> GIVEN REQUEST: Without the pictures, return each record as it appears.

Start of MATERIAL

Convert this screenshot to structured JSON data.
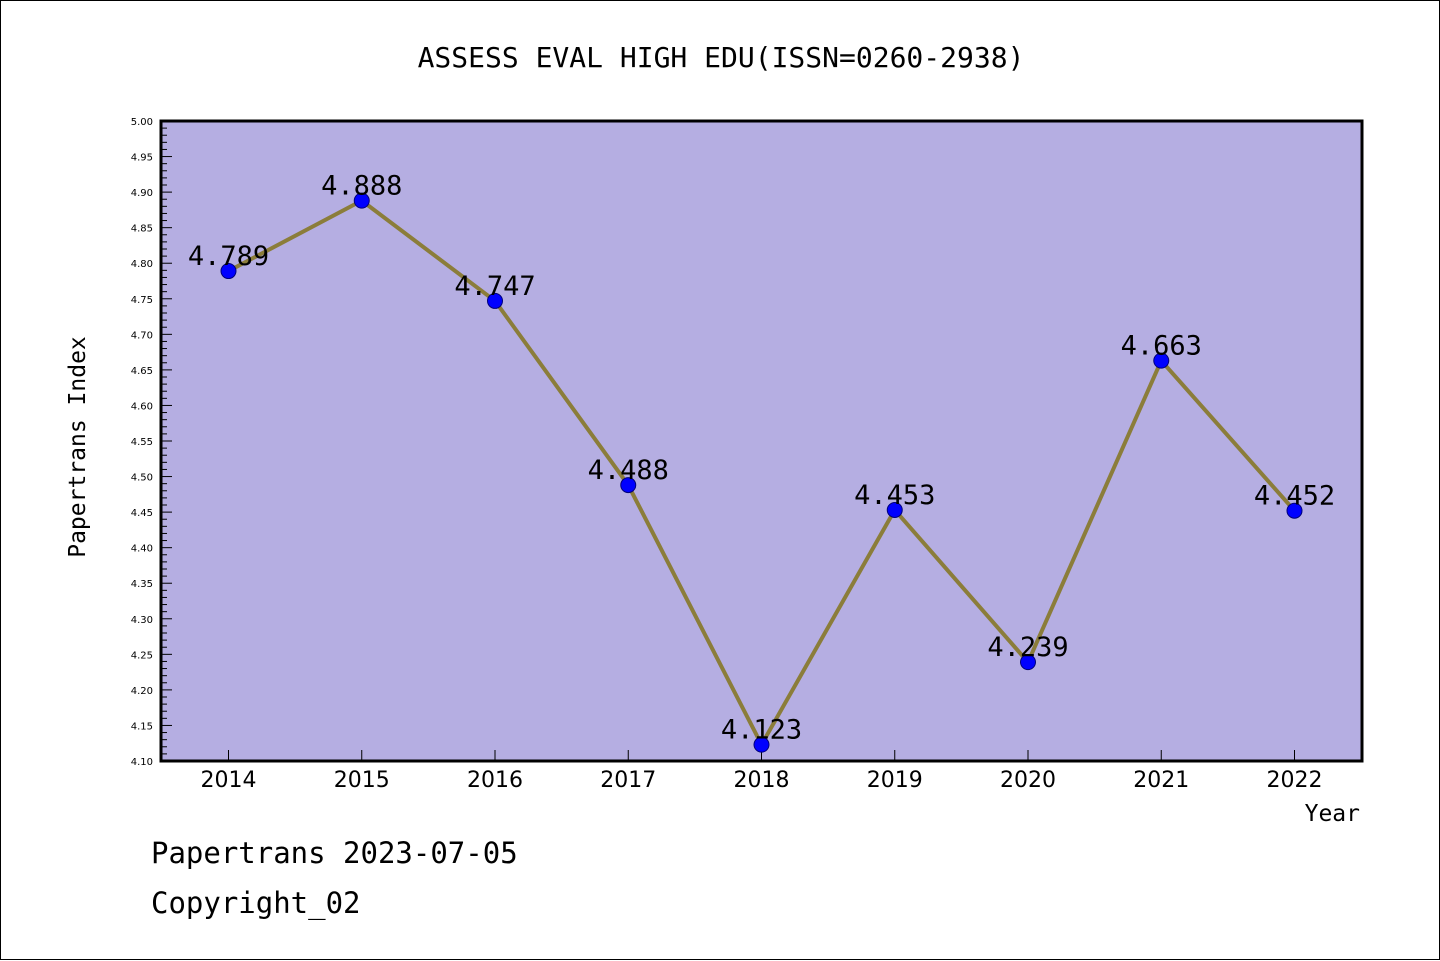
{
  "chart_data": {
    "type": "line",
    "title": "ASSESS EVAL HIGH EDU(ISSN=0260-2938)",
    "xlabel": "Year",
    "ylabel": "Papertrans Index",
    "categories": [
      "2014",
      "2015",
      "2016",
      "2017",
      "2018",
      "2019",
      "2020",
      "2021",
      "2022"
    ],
    "series": [
      {
        "values": [
          4.789,
          4.888,
          4.747,
          4.488,
          4.123,
          4.453,
          4.239,
          4.663,
          4.452
        ],
        "labels": [
          "4.789",
          "4.888",
          "4.747",
          "4.488",
          "4.123",
          "4.453",
          "4.239",
          "4.663",
          "4.452"
        ]
      }
    ],
    "ylim": [
      4.1,
      5.0
    ],
    "yticks": [
      "4.10",
      "4.15",
      "4.20",
      "4.25",
      "4.30",
      "4.35",
      "4.40",
      "4.45",
      "4.50",
      "4.55",
      "4.60",
      "4.65",
      "4.70",
      "4.75",
      "4.80",
      "4.85",
      "4.90",
      "4.95",
      "5.00"
    ],
    "grid": false,
    "colors": {
      "plot_background": "#b5aee2",
      "line": "#8b7d3a",
      "marker": "#0000ff",
      "marker_edge": "#00007a"
    }
  },
  "footer": {
    "line1": "Papertrans 2023-07-05",
    "line2": "Copyright_02"
  }
}
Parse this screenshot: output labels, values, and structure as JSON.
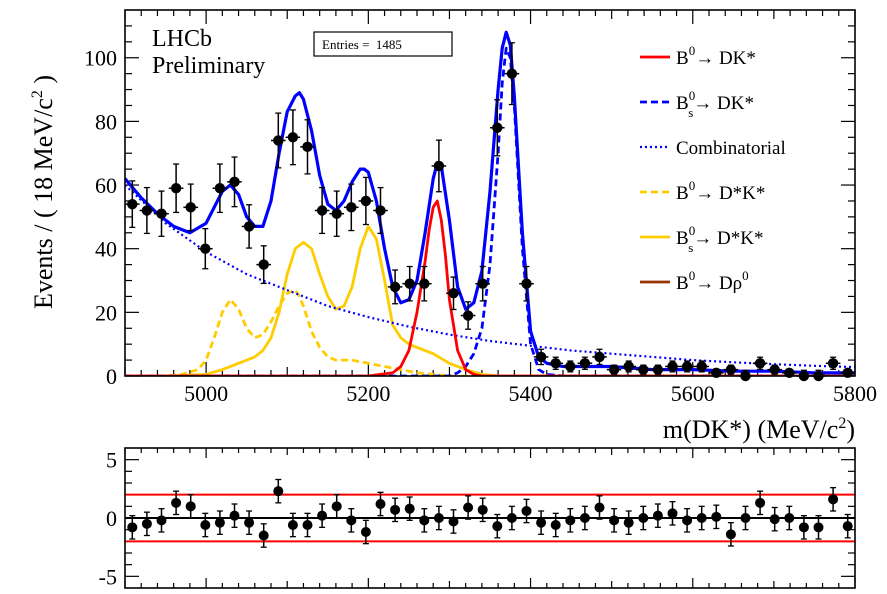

End of MATERIAL

> TASK SOLUTION:
Convert this screenshot to structured JSON data.
{
  "chart_data": {
    "type": "line",
    "title": "ASSESS EVAL HIGH EDU(ISSN=0260-2938)",
    "xlabel": "Year",
    "ylabel": "Papertrans Index",
    "categories": [
      "2014",
      "2015",
      "2016",
      "2017",
      "2018",
      "2019",
      "2020",
      "2021",
      "2022"
    ],
    "series": [
      {
        "values": [
          4.789,
          4.888,
          4.747,
          4.488,
          4.123,
          4.453,
          4.239,
          4.663,
          4.452
        ],
        "labels": [
          "4.789",
          "4.888",
          "4.747",
          "4.488",
          "4.123",
          "4.453",
          "4.239",
          "4.663",
          "4.452"
        ]
      }
    ],
    "ylim": [
      4.1,
      5.0
    ],
    "yticks": [
      "4.10",
      "4.15",
      "4.20",
      "4.25",
      "4.30",
      "4.35",
      "4.40",
      "4.45",
      "4.50",
      "4.55",
      "4.60",
      "4.65",
      "4.70",
      "4.75",
      "4.80",
      "4.85",
      "4.90",
      "4.95",
      "5.00"
    ],
    "grid": false,
    "colors": {
      "plot_background": "#b5aee2",
      "line": "#8b7d3a",
      "marker": "#0000ff",
      "marker_edge": "#00007a"
    }
  },
  "footer": {
    "line1": "Papertrans 2023-07-05",
    "line2": "Copyright_02"
  }
}
Parse this screenshot: output labels, values, and structure as JSON.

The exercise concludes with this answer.